┏━━
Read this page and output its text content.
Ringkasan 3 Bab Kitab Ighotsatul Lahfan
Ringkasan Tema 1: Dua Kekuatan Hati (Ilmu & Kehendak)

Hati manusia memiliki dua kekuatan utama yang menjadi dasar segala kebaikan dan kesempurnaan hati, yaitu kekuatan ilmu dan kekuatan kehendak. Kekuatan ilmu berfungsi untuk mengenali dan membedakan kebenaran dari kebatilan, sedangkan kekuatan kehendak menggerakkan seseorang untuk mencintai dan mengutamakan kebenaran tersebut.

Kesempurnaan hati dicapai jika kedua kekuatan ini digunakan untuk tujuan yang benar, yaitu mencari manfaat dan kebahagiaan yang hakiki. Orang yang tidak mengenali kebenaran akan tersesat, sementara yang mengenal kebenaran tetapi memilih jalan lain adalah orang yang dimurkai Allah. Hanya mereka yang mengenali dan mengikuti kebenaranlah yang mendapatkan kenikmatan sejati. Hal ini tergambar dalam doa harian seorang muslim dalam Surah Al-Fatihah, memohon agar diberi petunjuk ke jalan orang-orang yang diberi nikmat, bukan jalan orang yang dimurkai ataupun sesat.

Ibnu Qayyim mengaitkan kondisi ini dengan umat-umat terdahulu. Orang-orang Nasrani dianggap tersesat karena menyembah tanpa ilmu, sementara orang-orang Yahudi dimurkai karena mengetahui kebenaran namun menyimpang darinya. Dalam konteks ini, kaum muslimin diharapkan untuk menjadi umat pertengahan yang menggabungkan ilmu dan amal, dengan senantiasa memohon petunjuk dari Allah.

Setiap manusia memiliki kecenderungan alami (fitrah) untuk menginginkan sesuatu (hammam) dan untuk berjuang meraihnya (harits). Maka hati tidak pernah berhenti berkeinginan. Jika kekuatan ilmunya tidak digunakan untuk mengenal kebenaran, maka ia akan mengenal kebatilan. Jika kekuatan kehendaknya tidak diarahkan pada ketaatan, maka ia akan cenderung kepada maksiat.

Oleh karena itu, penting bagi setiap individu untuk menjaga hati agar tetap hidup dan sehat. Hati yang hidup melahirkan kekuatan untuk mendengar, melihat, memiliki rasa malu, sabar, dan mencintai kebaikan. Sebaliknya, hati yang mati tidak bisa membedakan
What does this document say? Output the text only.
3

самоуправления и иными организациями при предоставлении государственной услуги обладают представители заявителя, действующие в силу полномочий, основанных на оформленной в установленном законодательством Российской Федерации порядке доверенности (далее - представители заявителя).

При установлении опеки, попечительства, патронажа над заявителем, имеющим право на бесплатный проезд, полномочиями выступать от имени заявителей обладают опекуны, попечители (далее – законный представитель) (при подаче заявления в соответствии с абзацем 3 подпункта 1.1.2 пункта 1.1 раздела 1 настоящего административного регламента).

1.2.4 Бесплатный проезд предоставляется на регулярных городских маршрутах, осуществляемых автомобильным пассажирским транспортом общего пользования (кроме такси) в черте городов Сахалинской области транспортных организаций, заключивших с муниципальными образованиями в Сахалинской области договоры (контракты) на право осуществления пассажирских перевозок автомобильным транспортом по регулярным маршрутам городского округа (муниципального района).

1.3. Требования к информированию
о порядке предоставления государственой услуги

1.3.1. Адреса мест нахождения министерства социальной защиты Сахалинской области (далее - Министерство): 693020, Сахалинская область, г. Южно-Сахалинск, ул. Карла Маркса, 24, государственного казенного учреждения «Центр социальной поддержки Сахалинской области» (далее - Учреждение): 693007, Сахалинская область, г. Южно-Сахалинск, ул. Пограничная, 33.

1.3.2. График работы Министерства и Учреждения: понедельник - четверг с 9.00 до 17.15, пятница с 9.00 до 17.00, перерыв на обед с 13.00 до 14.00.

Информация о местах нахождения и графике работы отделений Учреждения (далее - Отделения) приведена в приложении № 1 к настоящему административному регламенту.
┗━━
Output all of the material, please, exactly as it stands.

Read this page and output its text content.
Ringkasan 3 Bab Kitab Ighotsatul Lahfan
Ringkasan Tema 1: Dua Kekuatan Hati (Ilmu & Kehendak)

Hati manusia memiliki dua kekuatan utama yang menjadi dasar segala kebaikan dan kesempurnaan hati, yaitu kekuatan ilmu dan kekuatan kehendak. Kekuatan ilmu berfungsi untuk mengenali dan membedakan kebenaran dari kebatilan, sedangkan kekuatan kehendak menggerakkan seseorang untuk mencintai dan mengutamakan kebenaran tersebut.

Kesempurnaan hati dicapai jika kedua kekuatan ini digunakan untuk tujuan yang benar, yaitu mencari manfaat dan kebahagiaan yang hakiki. Orang yang tidak mengenali kebenaran akan tersesat, sementara yang mengenal kebenaran tetapi memilih jalan lain adalah orang yang dimurkai Allah. Hanya mereka yang mengenali dan mengikuti kebenaranlah yang mendapatkan kenikmatan sejati. Hal ini tergambar dalam doa harian seorang muslim dalam Surah Al-Fatihah, memohon agar diberi petunjuk ke jalan orang-orang yang diberi nikmat, bukan jalan orang yang dimurkai ataupun sesat.

Ibnu Qayyim mengaitkan kondisi ini dengan umat-umat terdahulu. Orang-orang Nasrani dianggap tersesat karena menyembah tanpa ilmu, sementara orang-orang Yahudi dimurkai karena mengetahui kebenaran namun menyimpang darinya. Dalam konteks ini, kaum muslimin diharapkan untuk menjadi umat pertengahan yang menggabungkan ilmu dan amal, dengan senantiasa memohon petunjuk dari Allah.

Setiap manusia memiliki kecenderungan alami (fitrah) untuk menginginkan sesuatu (hammam) dan untuk berjuang meraihnya (harits). Maka hati tidak pernah berhenti berkeinginan. Jika kekuatan ilmunya tidak digunakan untuk mengenal kebenaran, maka ia akan mengenal kebatilan. Jika kekuatan kehendaknya tidak diarahkan pada ketaatan, maka ia akan cenderung kepada maksiat.

Oleh karena itu, penting bagi setiap individu untuk menjaga hati agar tetap hidup dan sehat. Hati yang hidup melahirkan kekuatan untuk mendengar, melihat, memiliki rasa malu, sabar, dan mencintai kebaikan. Sebaliknya, hati yang mati tidak bisa membedakan
What does this document say? Output the text only.
3

самоуправления и иными организациями при предоставлении государственной услуги обладают представители заявителя, действующие в силу полномочий, основанных на оформленной в установленном законодательством Российской Федерации порядке доверенности (далее - представители заявителя).

При установлении опеки, попечительства, патронажа над заявителем, имеющим право на бесплатный проезд, полномочиями выступать от имени заявителей обладают опекуны, попечители (далее – законный представитель) (при подаче заявления в соответствии с абзацем 3 подпункта 1.1.2 пункта 1.1 раздела 1 настоящего административного регламента).

1.2.4 Бесплатный проезд предоставляется на регулярных городских маршрутах, осуществляемых автомобильным пассажирским транспортом общего пользования (кроме такси) в черте городов Сахалинской области транспортных организаций, заключивших с муниципальными образованиями в Сахалинской области договоры (контракты) на право осуществления пассажирских перевозок автомобильным транспортом по регулярным маршрутам городского округа (муниципального района).

1.3. Требования к информированию
о порядке предоставления государственой услуги

1.3.1. Адреса мест нахождения министерства социальной защиты Сахалинской области (далее - Министерство): 693020, Сахалинская область, г. Южно-Сахалинск, ул. Карла Маркса, 24, государственного казенного учреждения «Центр социальной поддержки Сахалинской области» (далее - Учреждение): 693007, Сахалинская область, г. Южно-Сахалинск, ул. Пограничная, 33.

1.3.2. График работы Министерства и Учреждения: понедельник - четверг с 9.00 до 17.15, пятница с 9.00 до 17.00, перерыв на обед с 13.00 до 14.00.

Информация о местах нахождения и графике работы отделений Учреждения (далее - Отделения) приведена в приложении № 1 к настоящему административному регламенту.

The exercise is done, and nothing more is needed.